— Begin Data for processing —

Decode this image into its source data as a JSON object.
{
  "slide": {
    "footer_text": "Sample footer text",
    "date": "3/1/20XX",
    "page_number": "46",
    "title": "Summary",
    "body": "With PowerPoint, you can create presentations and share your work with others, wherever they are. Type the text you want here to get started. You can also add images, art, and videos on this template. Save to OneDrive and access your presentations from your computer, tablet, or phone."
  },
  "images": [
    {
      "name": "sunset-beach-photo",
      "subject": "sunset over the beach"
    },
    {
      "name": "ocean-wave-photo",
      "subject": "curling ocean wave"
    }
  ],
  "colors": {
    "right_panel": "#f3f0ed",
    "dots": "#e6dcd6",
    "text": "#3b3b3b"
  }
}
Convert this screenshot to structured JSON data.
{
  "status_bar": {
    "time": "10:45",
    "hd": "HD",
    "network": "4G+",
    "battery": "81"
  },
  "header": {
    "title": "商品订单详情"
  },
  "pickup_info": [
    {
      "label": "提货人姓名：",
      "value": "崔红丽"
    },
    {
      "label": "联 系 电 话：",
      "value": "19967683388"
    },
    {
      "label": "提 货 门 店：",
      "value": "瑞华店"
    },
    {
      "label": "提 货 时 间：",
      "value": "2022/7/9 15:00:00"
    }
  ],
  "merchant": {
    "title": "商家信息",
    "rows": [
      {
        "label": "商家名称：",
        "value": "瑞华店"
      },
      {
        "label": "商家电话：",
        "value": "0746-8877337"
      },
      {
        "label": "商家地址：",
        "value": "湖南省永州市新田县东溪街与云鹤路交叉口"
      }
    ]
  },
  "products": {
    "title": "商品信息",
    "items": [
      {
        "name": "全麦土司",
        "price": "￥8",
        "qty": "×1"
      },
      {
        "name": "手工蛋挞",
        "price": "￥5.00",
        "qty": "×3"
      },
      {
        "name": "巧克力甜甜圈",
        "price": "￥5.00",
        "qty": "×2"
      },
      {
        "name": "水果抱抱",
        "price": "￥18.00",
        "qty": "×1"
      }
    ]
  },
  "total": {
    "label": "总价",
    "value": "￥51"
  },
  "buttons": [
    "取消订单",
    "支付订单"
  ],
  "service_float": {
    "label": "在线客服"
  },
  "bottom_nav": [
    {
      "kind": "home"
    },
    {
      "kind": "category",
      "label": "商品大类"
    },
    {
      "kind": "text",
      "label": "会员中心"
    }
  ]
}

— End Data for processing —

__Directions__.
Repeat each of the entries above precisely as given.

__Solution for this exercise__.
Decode this image into its source data as a JSON object.
{
  "slide": {
    "footer_text": "Sample footer text",
    "date": "3/1/20XX",
    "page_number": "46",
    "title": "Summary",
    "body": "With PowerPoint, you can create presentations and share your work with others, wherever they are. Type the text you want here to get started. You can also add images, art, and videos on this template. Save to OneDrive and access your presentations from your computer, tablet, or phone."
  },
  "images": [
    {
      "name": "sunset-beach-photo",
      "subject": "sunset over the beach"
    },
    {
      "name": "ocean-wave-photo",
      "subject": "curling ocean wave"
    }
  ],
  "colors": {
    "right_panel": "#f3f0ed",
    "dots": "#e6dcd6",
    "text": "#3b3b3b"
  }
}
Convert this screenshot to structured JSON data.
{
  "status_bar": {
    "time": "10:45",
    "hd": "HD",
    "network": "4G+",
    "battery": "81"
  },
  "header": {
    "title": "商品订单详情"
  },
  "pickup_info": [
    {
      "label": "提货人姓名：",
      "value": "崔红丽"
    },
    {
      "label": "联 系 电 话：",
      "value": "19967683388"
    },
    {
      "label": "提 货 门 店：",
      "value": "瑞华店"
    },
    {
      "label": "提 货 时 间：",
      "value": "2022/7/9 15:00:00"
    }
  ],
  "merchant": {
    "title": "商家信息",
    "rows": [
      {
        "label": "商家名称：",
        "value": "瑞华店"
      },
      {
        "label": "商家电话：",
        "value": "0746-8877337"
      },
      {
        "label": "商家地址：",
        "value": "湖南省永州市新田县东溪街与云鹤路交叉口"
      }
    ]
  },
  "products": {
    "title": "商品信息",
    "items": [
      {
        "name": "全麦土司",
        "price": "￥8",
        "qty": "×1"
      },
      {
        "name": "手工蛋挞",
        "price": "￥5.00",
        "qty": "×3"
      },
      {
        "name": "巧克力甜甜圈",
        "price": "￥5.00",
        "qty": "×2"
      },
      {
        "name": "水果抱抱",
        "price": "￥18.00",
        "qty": "×1"
      }
    ]
  },
  "total": {
    "label": "总价",
    "value": "￥51"
  },
  "buttons": [
    "取消订单",
    "支付订单"
  ],
  "service_float": {
    "label": "在线客服"
  },
  "bottom_nav": [
    {
      "kind": "home"
    },
    {
      "kind": "category",
      "label": "商品大类"
    },
    {
      "kind": "text",
      "label": "会员中心"
    }
  ]
}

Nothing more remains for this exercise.